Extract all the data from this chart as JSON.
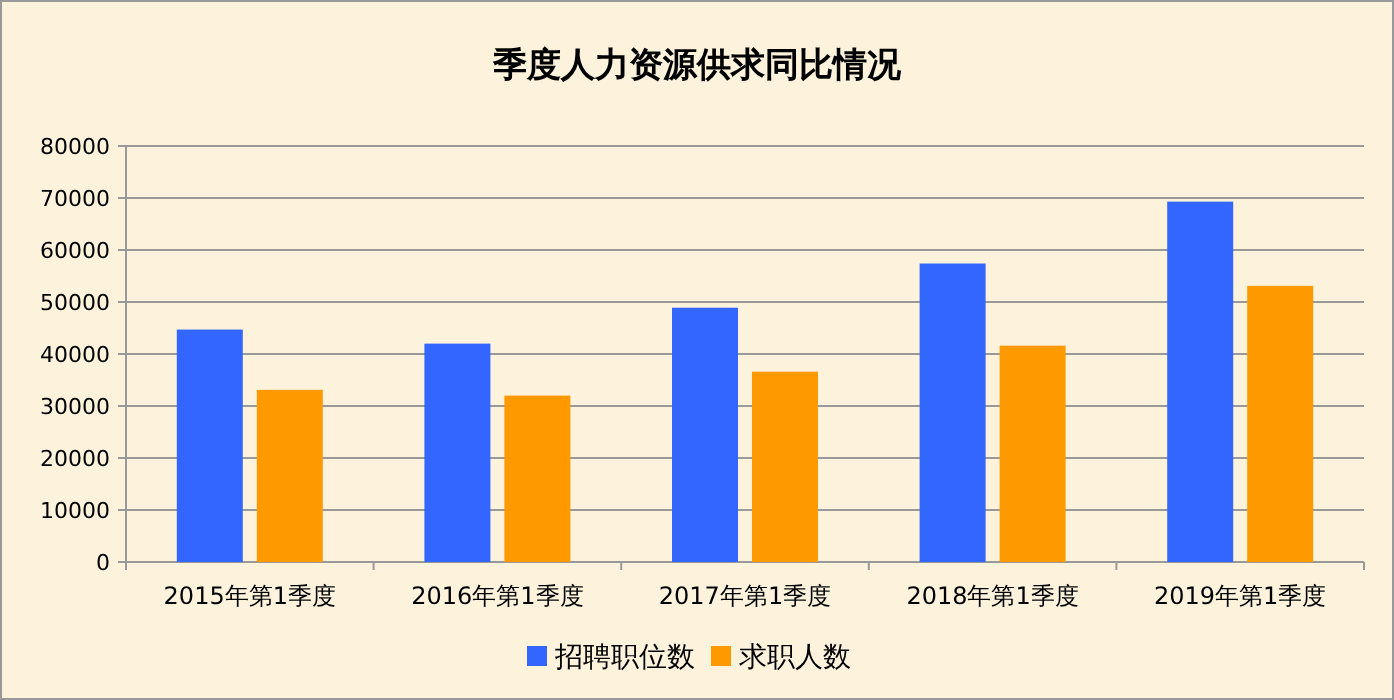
{
  "chart_data": {
    "type": "bar",
    "title": "季度人力资源供求同比情况",
    "categories": [
      "2015年第1季度",
      "2016年第1季度",
      "2017年第1季度",
      "2018年第1季度",
      "2019年第1季度"
    ],
    "series": [
      {
        "name": "招聘职位数",
        "color": "#3366ff",
        "values": [
          44700,
          42000,
          48900,
          57400,
          69300
        ]
      },
      {
        "name": "求职人数",
        "color": "#ff9900",
        "values": [
          33100,
          32000,
          36600,
          41600,
          53100
        ]
      }
    ],
    "ylim": [
      0,
      80000
    ],
    "yticks": [
      0,
      10000,
      20000,
      30000,
      40000,
      50000,
      60000,
      70000,
      80000
    ],
    "grid": "y",
    "legend": "bottom"
  }
}
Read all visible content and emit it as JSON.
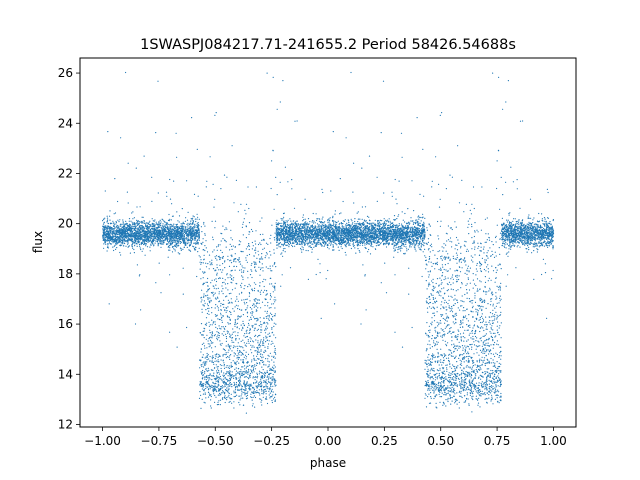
{
  "chart_data": {
    "type": "scatter",
    "title": "1SWASPJ084217.71-241655.2 Period 58426.54688s",
    "xlabel": "phase",
    "ylabel": "flux",
    "xlim": [
      -1.1,
      1.1
    ],
    "ylim": [
      11.9,
      26.6
    ],
    "x_ticks": [
      -1.0,
      -0.75,
      -0.5,
      -0.25,
      0.0,
      0.25,
      0.5,
      0.75,
      1.0
    ],
    "x_tick_labels": [
      "−1.00",
      "−0.75",
      "−0.50",
      "−0.25",
      "0.00",
      "0.25",
      "0.50",
      "0.75",
      "1.00"
    ],
    "y_ticks": [
      12,
      14,
      16,
      18,
      20,
      22,
      24,
      26
    ],
    "y_tick_labels": [
      "12",
      "14",
      "16",
      "18",
      "20",
      "22",
      "24",
      "26"
    ],
    "grid": false,
    "legend": "none",
    "marker_color": "#1f77b4",
    "series": [
      {
        "description_points": "phase-folded light curve, flux vs phase; points repeat with period 1 in phase",
        "baseline_flux": 19.6,
        "eclipse_center_phase": -0.4,
        "eclipse_half_width": 0.17,
        "eclipse_min_flux": 13.3,
        "sample_points": [
          [
            -0.98,
            19.6
          ],
          [
            -0.9,
            19.5
          ],
          [
            -0.8,
            19.7
          ],
          [
            -0.7,
            19.6
          ],
          [
            -0.6,
            19.5
          ],
          [
            -0.55,
            17.2
          ],
          [
            -0.5,
            15.1
          ],
          [
            -0.45,
            13.8
          ],
          [
            -0.4,
            13.4
          ],
          [
            -0.35,
            13.6
          ],
          [
            -0.3,
            14.8
          ],
          [
            -0.25,
            17.6
          ],
          [
            -0.2,
            19.6
          ],
          [
            -0.1,
            19.5
          ],
          [
            0.0,
            19.6
          ],
          [
            0.1,
            19.5
          ],
          [
            0.2,
            19.6
          ],
          [
            0.3,
            19.7
          ],
          [
            0.4,
            19.5
          ],
          [
            0.45,
            17.1
          ],
          [
            0.5,
            15.0
          ],
          [
            0.55,
            13.8
          ],
          [
            0.6,
            13.4
          ],
          [
            0.65,
            13.6
          ],
          [
            0.7,
            14.9
          ],
          [
            0.75,
            17.5
          ],
          [
            0.8,
            19.6
          ],
          [
            0.9,
            19.5
          ],
          [
            1.0,
            19.6
          ],
          [
            -0.27,
            26.0
          ],
          [
            0.73,
            26.0
          ],
          [
            -0.2,
            25.7
          ],
          [
            0.8,
            25.7
          ],
          [
            -0.25,
            22.5
          ],
          [
            0.75,
            22.5
          ]
        ]
      }
    ]
  }
}
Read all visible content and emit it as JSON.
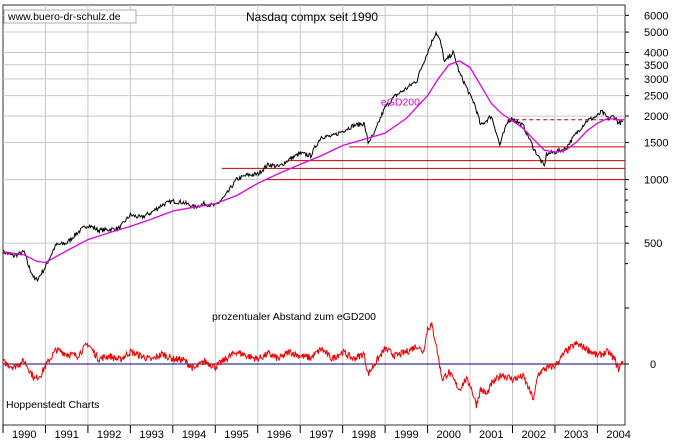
{
  "header": {
    "watermark": "www.buero-dr-schulz.de",
    "title": "Nasdaq compx seit 1990"
  },
  "lower_panel": {
    "label": "prozentualer Abstand zum eGD200",
    "source": "Hoppenstedt Charts"
  },
  "colors": {
    "price": "#000000",
    "ema": "#e000e0",
    "oscillator": "#ee0000",
    "support_lines": "#cc0000",
    "zero_line": "#000080",
    "grid": "#c8c8c8",
    "resistance_dashed": "#b00000"
  },
  "chart_data": [
    {
      "type": "line",
      "title": "Nasdaq compx seit 1990",
      "y_scale": "log",
      "ylim": [
        300,
        6500
      ],
      "xlim": [
        1990.0,
        2004.65
      ],
      "y_ticks": [
        {
          "value": 6000,
          "label": "6000"
        },
        {
          "value": 5000,
          "label": "5000"
        },
        {
          "value": 4000,
          "label": "4000"
        },
        {
          "value": 3500,
          "label": "3500"
        },
        {
          "value": 3000,
          "label": "3000"
        },
        {
          "value": 2500,
          "label": "2500"
        },
        {
          "value": 2000,
          "label": "2000"
        },
        {
          "value": 1500,
          "label": "1500"
        },
        {
          "value": 1000,
          "label": "1000"
        },
        {
          "value": 500,
          "label": "500"
        }
      ],
      "x_ticks": [
        "1990",
        "1991",
        "1992",
        "1993",
        "1994",
        "1995",
        "1996",
        "1997",
        "1998",
        "1999",
        "2000",
        "2001",
        "2002",
        "2003",
        "2004"
      ],
      "grid": true,
      "series": [
        {
          "name": "",
          "role": "index",
          "x": [
            1990.0,
            1990.25,
            1990.5,
            1990.6,
            1990.75,
            1990.83,
            1991.0,
            1991.25,
            1991.5,
            1991.75,
            1992.0,
            1992.25,
            1992.5,
            1992.75,
            1993.0,
            1993.25,
            1993.5,
            1993.75,
            1994.0,
            1994.25,
            1994.5,
            1994.75,
            1995.0,
            1995.25,
            1995.5,
            1995.75,
            1996.0,
            1996.25,
            1996.5,
            1996.75,
            1997.0,
            1997.25,
            1997.5,
            1997.75,
            1998.0,
            1998.25,
            1998.5,
            1998.6,
            1998.75,
            1999.0,
            1999.25,
            1999.5,
            1999.75,
            2000.0,
            2000.2,
            2000.3,
            2000.4,
            2000.5,
            2000.6,
            2000.75,
            2001.0,
            2001.1,
            2001.25,
            2001.5,
            2001.7,
            2001.9,
            2002.0,
            2002.25,
            2002.5,
            2002.75,
            2002.8,
            2003.0,
            2003.25,
            2003.5,
            2003.75,
            2004.0,
            2004.1,
            2004.25,
            2004.4,
            2004.5,
            2004.6
          ],
          "values": [
            455,
            435,
            455,
            390,
            335,
            340,
            385,
            490,
            500,
            560,
            610,
            575,
            580,
            590,
            680,
            660,
            700,
            760,
            790,
            780,
            740,
            770,
            750,
            840,
            1000,
            1050,
            1060,
            1180,
            1150,
            1250,
            1330,
            1300,
            1600,
            1600,
            1700,
            1800,
            1850,
            1500,
            1650,
            2200,
            2500,
            2700,
            2950,
            4000,
            5000,
            4500,
            3600,
            3800,
            4000,
            3200,
            2500,
            2300,
            1800,
            2000,
            1450,
            1900,
            1950,
            1800,
            1400,
            1150,
            1320,
            1350,
            1400,
            1650,
            1900,
            2000,
            2100,
            1950,
            2000,
            1850,
            1880
          ]
        },
        {
          "name": "eGD200",
          "role": "ema",
          "x": [
            1990.0,
            1990.5,
            1990.8,
            1991.0,
            1991.5,
            1992.0,
            1992.5,
            1993.0,
            1993.5,
            1994.0,
            1994.5,
            1995.0,
            1995.5,
            1996.0,
            1996.5,
            1997.0,
            1997.5,
            1998.0,
            1998.5,
            1999.0,
            1999.5,
            2000.0,
            2000.25,
            2000.5,
            2000.75,
            2001.0,
            2001.25,
            2001.5,
            2001.75,
            2002.0,
            2002.25,
            2002.5,
            2002.75,
            2003.0,
            2003.25,
            2003.5,
            2003.75,
            2004.0,
            2004.25,
            2004.5,
            2004.6
          ],
          "values": [
            455,
            440,
            410,
            405,
            460,
            520,
            560,
            600,
            650,
            710,
            740,
            770,
            840,
            960,
            1070,
            1180,
            1300,
            1450,
            1550,
            1660,
            1950,
            2500,
            3000,
            3500,
            3650,
            3400,
            2800,
            2300,
            2050,
            1900,
            1750,
            1550,
            1380,
            1350,
            1380,
            1500,
            1700,
            1850,
            1950,
            1920,
            1910
          ]
        }
      ],
      "reference_lines": [
        {
          "type": "dashed",
          "value": 1920,
          "x_range": [
            2001.9,
            2004.65
          ]
        },
        {
          "type": "solid",
          "value": 1430,
          "x_range": [
            1998.15,
            2004.65
          ]
        },
        {
          "type": "solid",
          "value": 1230,
          "x_range": [
            1996.7,
            2004.65
          ]
        },
        {
          "type": "solid",
          "value": 1130,
          "x_range": [
            1995.15,
            2004.65
          ]
        },
        {
          "type": "solid",
          "value": 1000,
          "x_range": [
            1996.2,
            2004.65
          ]
        }
      ],
      "annotations": [
        {
          "text": "eGD200",
          "x": 1998.9,
          "y": 2250
        }
      ]
    },
    {
      "type": "line",
      "title": "prozentualer Abstand zum eGD200",
      "ylim": [
        -55,
        55
      ],
      "y_ticks": [
        {
          "value": 0,
          "label": "0"
        }
      ],
      "zero_line": true,
      "series": [
        {
          "name": "",
          "role": "percent-distance",
          "x": [
            1990.0,
            1990.25,
            1990.5,
            1990.75,
            1990.9,
            1991.0,
            1991.25,
            1991.5,
            1991.75,
            1992.0,
            1992.25,
            1992.5,
            1992.75,
            1993.0,
            1993.25,
            1993.5,
            1993.75,
            1994.0,
            1994.25,
            1994.5,
            1994.75,
            1995.0,
            1995.25,
            1995.5,
            1995.75,
            1996.0,
            1996.25,
            1996.5,
            1996.75,
            1997.0,
            1997.25,
            1997.5,
            1997.75,
            1998.0,
            1998.25,
            1998.5,
            1998.6,
            1998.75,
            1999.0,
            1999.25,
            1999.5,
            1999.75,
            1999.9,
            2000.0,
            2000.1,
            2000.2,
            2000.3,
            2000.35,
            2000.5,
            2000.75,
            2000.9,
            2001.0,
            2001.15,
            2001.25,
            2001.4,
            2001.5,
            2001.75,
            2002.0,
            2002.25,
            2002.5,
            2002.6,
            2002.75,
            2003.0,
            2003.25,
            2003.5,
            2003.75,
            2004.0,
            2004.25,
            2004.4,
            2004.5,
            2004.6
          ],
          "values": [
            2,
            -3,
            3,
            -15,
            -10,
            -2,
            14,
            10,
            8,
            20,
            5,
            8,
            4,
            12,
            8,
            4,
            10,
            5,
            4,
            -5,
            3,
            -3,
            5,
            12,
            8,
            5,
            10,
            5,
            12,
            8,
            6,
            15,
            5,
            12,
            5,
            10,
            -10,
            0,
            15,
            8,
            12,
            18,
            12,
            35,
            38,
            20,
            -5,
            -15,
            -8,
            -25,
            -15,
            -20,
            -40,
            -25,
            -30,
            -20,
            -10,
            -15,
            -12,
            -35,
            -10,
            -5,
            -2,
            12,
            20,
            15,
            8,
            12,
            5,
            -5,
            3
          ]
        }
      ]
    }
  ]
}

◆ Set exercise ◆
Show the lines of the data that hold the word "role".

◆ The solution ◆
          "role": "index",
          "role": "ema",
          "role": "percent-distance",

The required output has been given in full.